[DATASET RECORDS start]
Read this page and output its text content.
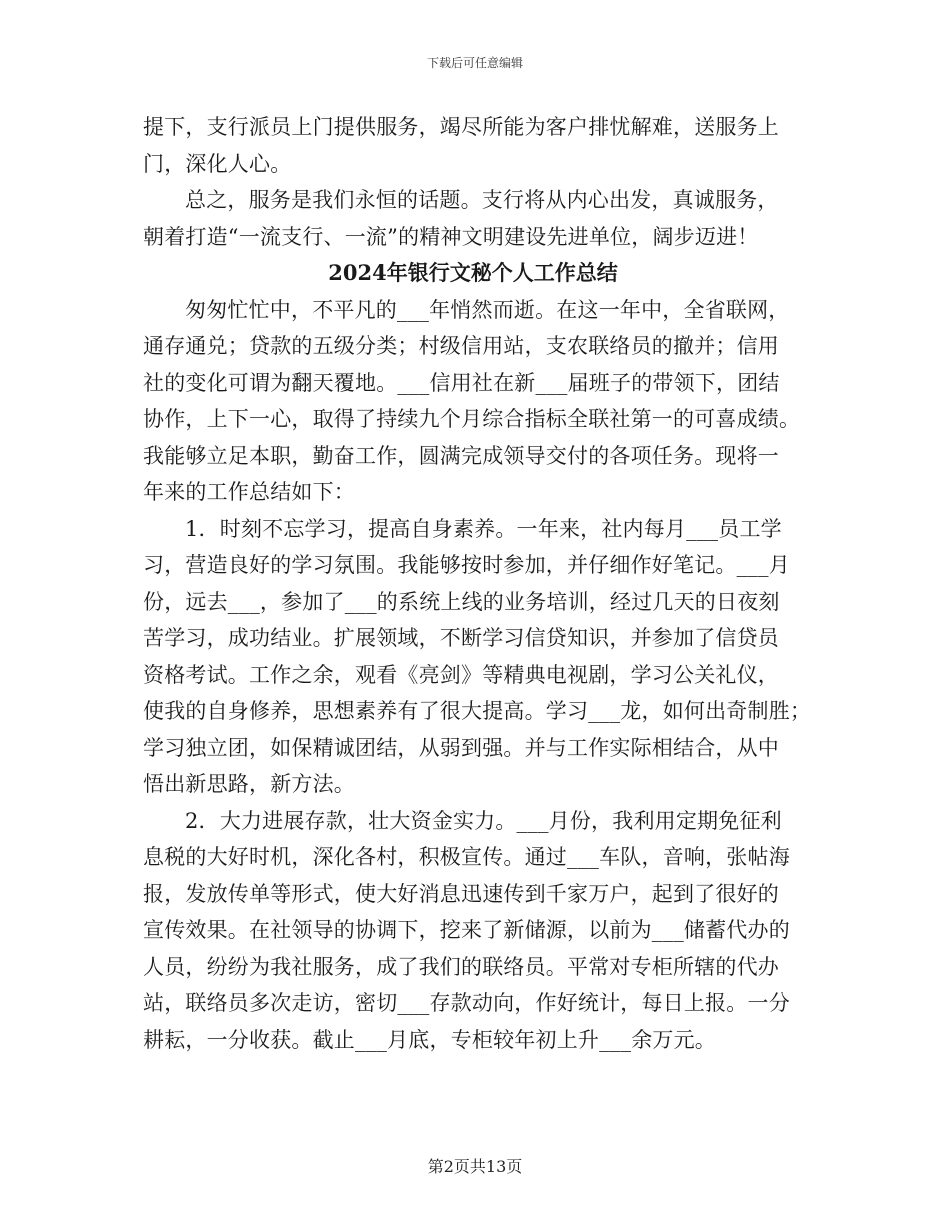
下载后可任意编辑
提下，支行派员上门提供服务，竭尽所能为客户排忧解难，送服务上
门，深化人心。
总之，服务是我们永恒的话题。支行将从内心出发，真诚服务，
朝着打造“一流支行、一流”的精神文明建设先进单位，阔步迈进！
2024年银行文秘个人工作总结
匆匆忙忙中，不平凡的___年悄然而逝。在这一年中，全省联网，
通存通兑；贷款的五级分类；村级信用站，支农联络员的撤并；信用
社的变化可谓为翻天覆地。___信用社在新___届班子的带领下，团结
协作，上下一心，取得了持续九个月综合指标全联社第一的可喜成绩。
我能够立足本职，勤奋工作，圆满完成领导交付的各项任务。现将一
年来的工作总结如下：
1．时刻不忘学习，提高自身素养。一年来，社内每月___员工学
习，营造良好的学习氛围。我能够按时参加，并仔细作好笔记。___月
份，远去___，参加了___的系统上线的业务培训，经过几天的日夜刻
苦学习，成功结业。扩展领域，不断学习信贷知识，并参加了信贷员
资格考试。工作之余，观看《亮剑》等精典电视剧，学习公关礼仪，
使我的自身修养，思想素养有了很大提高。学习___龙，如何出奇制胜；
学习独立团，如保精诚团结，从弱到强。并与工作实际相结合，从中
悟出新思路，新方法。
2．大力进展存款，壮大资金实力。___月份，我利用定期免征利
息税的大好时机，深化各村，积极宣传。通过___车队，音响，张帖海
报，发放传单等形式，使大好消息迅速传到千家万户，起到了很好的
宣传效果。在社领导的协调下，挖来了新储源，以前为___储蓄代办的
人员，纷纷为我社服务，成了我们的联络员。平常对专柜所辖的代办
站，联络员多次走访，密切___存款动向，作好统计，每日上报。一分
耕耘，一分收获。截止___月底，专柜较年初上升___余万元。
第2页共13页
[DATASET RECORDS end]
(GIVEN PROBLEM): Set the listing down in full and exactly. Pictures within it should not appear in the copy.

(THE RESPONSE):
Read this page and output its text content.
下载后可任意编辑
提下，支行派员上门提供服务，竭尽所能为客户排忧解难，送服务上
门，深化人心。
总之，服务是我们永恒的话题。支行将从内心出发，真诚服务，
朝着打造“一流支行、一流”的精神文明建设先进单位，阔步迈进！
2024年银行文秘个人工作总结
匆匆忙忙中，不平凡的___年悄然而逝。在这一年中，全省联网，
通存通兑；贷款的五级分类；村级信用站，支农联络员的撤并；信用
社的变化可谓为翻天覆地。___信用社在新___届班子的带领下，团结
协作，上下一心，取得了持续九个月综合指标全联社第一的可喜成绩。
我能够立足本职，勤奋工作，圆满完成领导交付的各项任务。现将一
年来的工作总结如下：
1．时刻不忘学习，提高自身素养。一年来，社内每月___员工学
习，营造良好的学习氛围。我能够按时参加，并仔细作好笔记。___月
份，远去___，参加了___的系统上线的业务培训，经过几天的日夜刻
苦学习，成功结业。扩展领域，不断学习信贷知识，并参加了信贷员
资格考试。工作之余，观看《亮剑》等精典电视剧，学习公关礼仪，
使我的自身修养，思想素养有了很大提高。学习___龙，如何出奇制胜；
学习独立团，如保精诚团结，从弱到强。并与工作实际相结合，从中
悟出新思路，新方法。
2．大力进展存款，壮大资金实力。___月份，我利用定期免征利
息税的大好时机，深化各村，积极宣传。通过___车队，音响，张帖海
报，发放传单等形式，使大好消息迅速传到千家万户，起到了很好的
宣传效果。在社领导的协调下，挖来了新储源，以前为___储蓄代办的
人员，纷纷为我社服务，成了我们的联络员。平常对专柜所辖的代办
站，联络员多次走访，密切___存款动向，作好统计，每日上报。一分
耕耘，一分收获。截止___月底，专柜较年初上升___余万元。
第2页共13页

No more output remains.